> EXERCISE DESCRIPTION: Report, as a single figure, how many lines in the records below include "nDPP".

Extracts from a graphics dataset
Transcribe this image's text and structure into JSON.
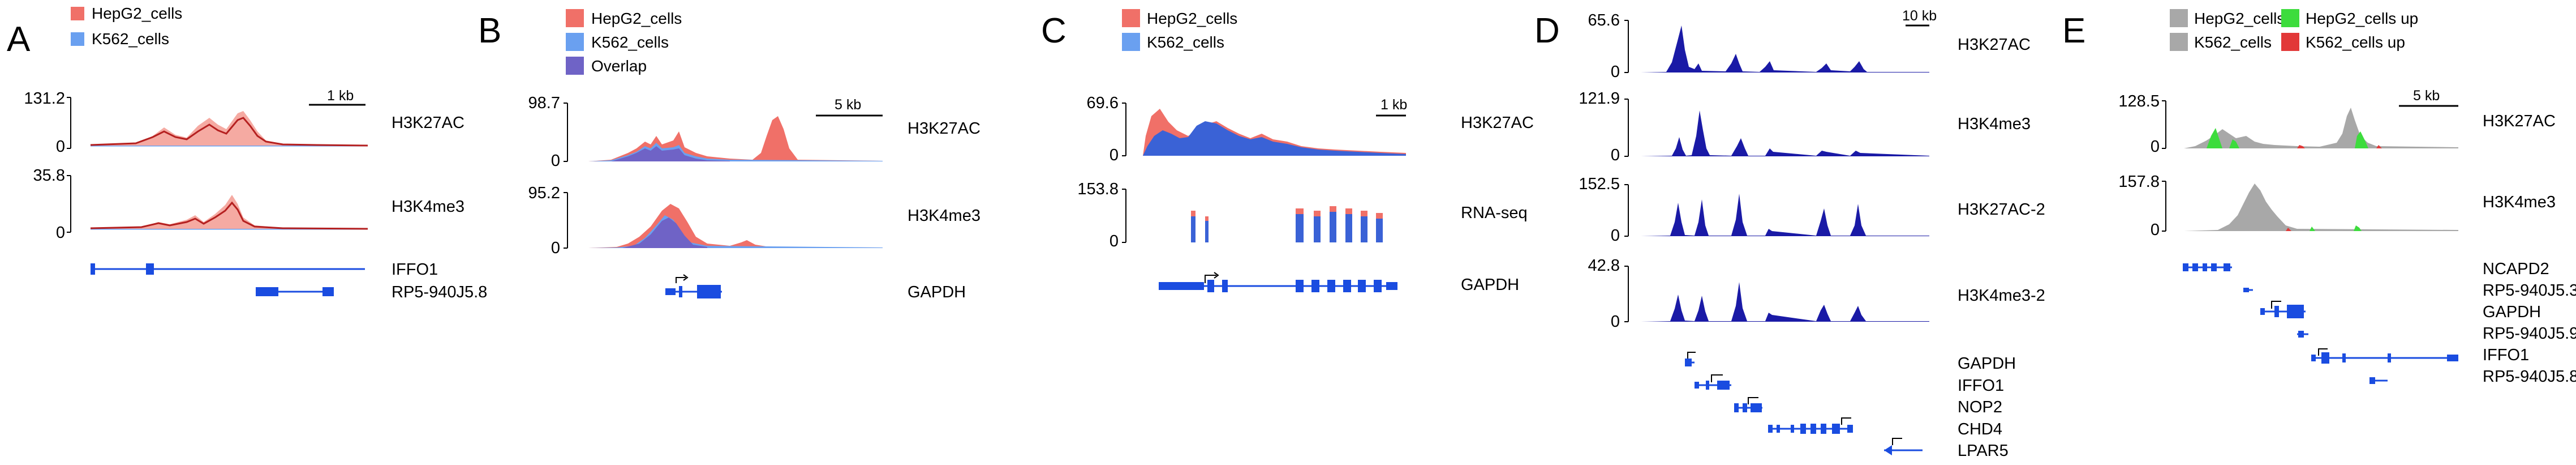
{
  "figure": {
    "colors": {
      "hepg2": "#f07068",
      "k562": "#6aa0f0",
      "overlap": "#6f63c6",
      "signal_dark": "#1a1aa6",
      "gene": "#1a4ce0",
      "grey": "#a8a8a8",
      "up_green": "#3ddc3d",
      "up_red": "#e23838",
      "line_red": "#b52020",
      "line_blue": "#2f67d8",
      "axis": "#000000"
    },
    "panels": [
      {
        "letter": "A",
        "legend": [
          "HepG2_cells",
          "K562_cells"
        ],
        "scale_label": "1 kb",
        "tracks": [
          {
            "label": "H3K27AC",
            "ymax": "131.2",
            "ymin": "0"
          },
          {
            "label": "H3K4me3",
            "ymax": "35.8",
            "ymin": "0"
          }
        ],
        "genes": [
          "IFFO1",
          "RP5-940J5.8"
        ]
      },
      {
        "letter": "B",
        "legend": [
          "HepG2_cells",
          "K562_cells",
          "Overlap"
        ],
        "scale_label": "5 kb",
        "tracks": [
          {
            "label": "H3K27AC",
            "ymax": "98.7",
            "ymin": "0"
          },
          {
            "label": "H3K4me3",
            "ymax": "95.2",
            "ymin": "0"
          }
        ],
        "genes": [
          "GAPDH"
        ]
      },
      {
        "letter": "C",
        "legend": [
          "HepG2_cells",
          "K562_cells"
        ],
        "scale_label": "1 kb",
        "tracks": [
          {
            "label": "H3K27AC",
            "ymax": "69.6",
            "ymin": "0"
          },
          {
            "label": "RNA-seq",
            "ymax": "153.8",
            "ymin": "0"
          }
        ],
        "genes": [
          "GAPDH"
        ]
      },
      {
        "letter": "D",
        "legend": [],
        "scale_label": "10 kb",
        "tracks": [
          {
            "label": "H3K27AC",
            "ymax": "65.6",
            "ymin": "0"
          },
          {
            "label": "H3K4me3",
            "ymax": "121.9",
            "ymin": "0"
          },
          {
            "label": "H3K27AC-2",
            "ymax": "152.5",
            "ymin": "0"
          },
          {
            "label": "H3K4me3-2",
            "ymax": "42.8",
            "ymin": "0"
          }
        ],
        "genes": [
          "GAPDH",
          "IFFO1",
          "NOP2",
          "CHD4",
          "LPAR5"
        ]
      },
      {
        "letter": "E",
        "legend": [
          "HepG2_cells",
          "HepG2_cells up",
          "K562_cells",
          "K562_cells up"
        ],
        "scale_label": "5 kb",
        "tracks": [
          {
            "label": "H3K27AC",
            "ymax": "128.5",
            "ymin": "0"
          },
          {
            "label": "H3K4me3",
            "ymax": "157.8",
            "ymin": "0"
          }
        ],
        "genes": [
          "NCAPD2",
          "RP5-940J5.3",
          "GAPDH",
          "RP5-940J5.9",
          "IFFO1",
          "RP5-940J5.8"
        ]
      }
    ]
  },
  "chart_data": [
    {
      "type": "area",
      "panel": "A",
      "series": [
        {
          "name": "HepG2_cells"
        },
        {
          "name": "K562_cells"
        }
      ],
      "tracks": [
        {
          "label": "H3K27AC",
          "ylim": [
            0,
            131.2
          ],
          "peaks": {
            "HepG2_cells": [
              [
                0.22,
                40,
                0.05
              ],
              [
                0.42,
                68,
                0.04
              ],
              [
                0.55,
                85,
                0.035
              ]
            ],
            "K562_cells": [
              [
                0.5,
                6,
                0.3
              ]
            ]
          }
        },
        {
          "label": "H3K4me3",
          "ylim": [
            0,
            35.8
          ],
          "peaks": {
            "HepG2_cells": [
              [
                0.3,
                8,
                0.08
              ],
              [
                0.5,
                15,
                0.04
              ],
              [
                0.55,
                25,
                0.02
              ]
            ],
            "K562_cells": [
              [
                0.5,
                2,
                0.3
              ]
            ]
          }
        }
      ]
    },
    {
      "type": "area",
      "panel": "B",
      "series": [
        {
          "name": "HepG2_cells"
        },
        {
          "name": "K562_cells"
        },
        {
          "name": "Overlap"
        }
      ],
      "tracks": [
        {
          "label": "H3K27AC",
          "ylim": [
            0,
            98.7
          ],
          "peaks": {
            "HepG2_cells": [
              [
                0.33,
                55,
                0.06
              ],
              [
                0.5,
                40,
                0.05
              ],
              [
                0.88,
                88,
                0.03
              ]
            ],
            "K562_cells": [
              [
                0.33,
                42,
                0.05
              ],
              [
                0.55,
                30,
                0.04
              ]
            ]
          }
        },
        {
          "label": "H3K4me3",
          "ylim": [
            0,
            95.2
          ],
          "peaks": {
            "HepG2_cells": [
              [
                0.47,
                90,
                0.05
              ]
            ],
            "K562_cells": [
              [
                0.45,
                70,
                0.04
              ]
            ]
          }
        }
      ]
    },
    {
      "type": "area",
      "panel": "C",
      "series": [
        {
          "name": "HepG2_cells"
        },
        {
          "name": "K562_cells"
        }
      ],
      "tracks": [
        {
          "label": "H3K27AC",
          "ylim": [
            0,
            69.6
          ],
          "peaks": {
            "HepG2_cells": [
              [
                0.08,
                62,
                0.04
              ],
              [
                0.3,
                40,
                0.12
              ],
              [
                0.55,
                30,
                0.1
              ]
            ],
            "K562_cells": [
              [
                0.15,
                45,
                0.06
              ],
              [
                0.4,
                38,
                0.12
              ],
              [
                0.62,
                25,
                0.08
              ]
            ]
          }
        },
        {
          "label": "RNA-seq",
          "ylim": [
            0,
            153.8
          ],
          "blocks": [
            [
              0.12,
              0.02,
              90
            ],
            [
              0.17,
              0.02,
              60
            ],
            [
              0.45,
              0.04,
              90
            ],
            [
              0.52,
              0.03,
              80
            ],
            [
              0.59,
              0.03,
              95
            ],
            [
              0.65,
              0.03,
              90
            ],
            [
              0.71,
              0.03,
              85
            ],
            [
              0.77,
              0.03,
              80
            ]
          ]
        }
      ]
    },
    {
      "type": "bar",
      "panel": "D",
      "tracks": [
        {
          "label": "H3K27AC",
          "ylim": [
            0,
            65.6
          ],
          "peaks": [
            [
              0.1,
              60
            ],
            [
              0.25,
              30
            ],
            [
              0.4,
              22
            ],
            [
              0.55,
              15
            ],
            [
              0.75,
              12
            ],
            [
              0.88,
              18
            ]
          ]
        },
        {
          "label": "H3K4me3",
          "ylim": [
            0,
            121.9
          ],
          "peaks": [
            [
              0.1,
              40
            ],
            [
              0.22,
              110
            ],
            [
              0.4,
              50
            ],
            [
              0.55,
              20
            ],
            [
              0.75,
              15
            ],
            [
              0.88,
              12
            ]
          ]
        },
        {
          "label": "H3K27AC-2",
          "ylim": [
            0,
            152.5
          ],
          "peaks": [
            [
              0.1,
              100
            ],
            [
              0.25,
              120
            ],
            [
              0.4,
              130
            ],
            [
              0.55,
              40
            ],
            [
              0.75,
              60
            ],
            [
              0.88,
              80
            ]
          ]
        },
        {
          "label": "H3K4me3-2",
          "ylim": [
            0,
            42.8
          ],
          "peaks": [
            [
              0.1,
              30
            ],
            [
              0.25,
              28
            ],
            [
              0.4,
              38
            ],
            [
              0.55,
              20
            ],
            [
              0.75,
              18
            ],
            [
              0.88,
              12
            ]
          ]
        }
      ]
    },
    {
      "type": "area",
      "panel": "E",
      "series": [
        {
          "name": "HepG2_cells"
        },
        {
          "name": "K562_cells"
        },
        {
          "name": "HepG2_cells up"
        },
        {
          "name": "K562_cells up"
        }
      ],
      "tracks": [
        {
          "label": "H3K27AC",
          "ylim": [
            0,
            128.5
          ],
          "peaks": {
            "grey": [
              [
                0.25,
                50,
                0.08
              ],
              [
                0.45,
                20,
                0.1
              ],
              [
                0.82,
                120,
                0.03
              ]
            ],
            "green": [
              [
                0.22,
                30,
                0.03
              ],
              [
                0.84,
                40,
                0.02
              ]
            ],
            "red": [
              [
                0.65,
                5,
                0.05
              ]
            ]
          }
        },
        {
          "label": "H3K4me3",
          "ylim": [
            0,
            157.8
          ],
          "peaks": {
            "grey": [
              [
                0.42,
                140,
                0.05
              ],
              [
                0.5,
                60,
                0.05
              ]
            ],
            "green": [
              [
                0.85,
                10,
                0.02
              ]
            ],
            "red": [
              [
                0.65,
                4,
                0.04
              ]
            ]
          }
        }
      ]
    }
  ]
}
...
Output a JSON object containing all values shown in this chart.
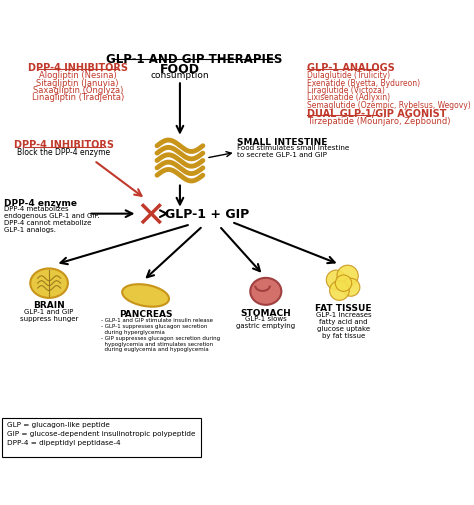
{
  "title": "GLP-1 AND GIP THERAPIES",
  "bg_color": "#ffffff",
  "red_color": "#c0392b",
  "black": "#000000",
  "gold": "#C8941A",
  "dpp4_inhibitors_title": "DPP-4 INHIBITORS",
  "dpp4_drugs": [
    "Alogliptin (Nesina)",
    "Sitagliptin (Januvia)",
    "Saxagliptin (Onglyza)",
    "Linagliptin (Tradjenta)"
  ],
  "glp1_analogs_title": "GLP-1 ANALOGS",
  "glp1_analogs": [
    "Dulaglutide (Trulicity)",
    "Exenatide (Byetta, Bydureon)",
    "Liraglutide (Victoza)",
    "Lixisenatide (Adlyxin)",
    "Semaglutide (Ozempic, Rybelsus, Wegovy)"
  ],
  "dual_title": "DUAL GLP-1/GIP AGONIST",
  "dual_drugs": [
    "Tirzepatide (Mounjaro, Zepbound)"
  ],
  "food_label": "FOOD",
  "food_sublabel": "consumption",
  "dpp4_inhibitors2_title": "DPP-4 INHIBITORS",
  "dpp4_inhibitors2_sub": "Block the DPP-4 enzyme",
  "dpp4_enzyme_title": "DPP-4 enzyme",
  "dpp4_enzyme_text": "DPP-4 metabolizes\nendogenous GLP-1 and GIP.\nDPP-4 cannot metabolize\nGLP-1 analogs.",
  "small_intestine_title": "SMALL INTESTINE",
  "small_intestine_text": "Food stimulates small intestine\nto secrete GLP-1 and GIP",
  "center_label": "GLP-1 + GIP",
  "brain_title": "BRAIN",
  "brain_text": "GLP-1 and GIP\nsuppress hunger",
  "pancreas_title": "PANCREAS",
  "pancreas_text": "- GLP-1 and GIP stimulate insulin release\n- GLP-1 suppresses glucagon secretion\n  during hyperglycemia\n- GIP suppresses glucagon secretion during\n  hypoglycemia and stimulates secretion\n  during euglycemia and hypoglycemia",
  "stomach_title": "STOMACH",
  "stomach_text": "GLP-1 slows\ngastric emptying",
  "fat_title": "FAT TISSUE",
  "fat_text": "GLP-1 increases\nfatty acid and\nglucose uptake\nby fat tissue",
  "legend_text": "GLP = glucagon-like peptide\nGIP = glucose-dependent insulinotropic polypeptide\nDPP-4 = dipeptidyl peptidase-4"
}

> ANSWER TO THE PROBLEM: 2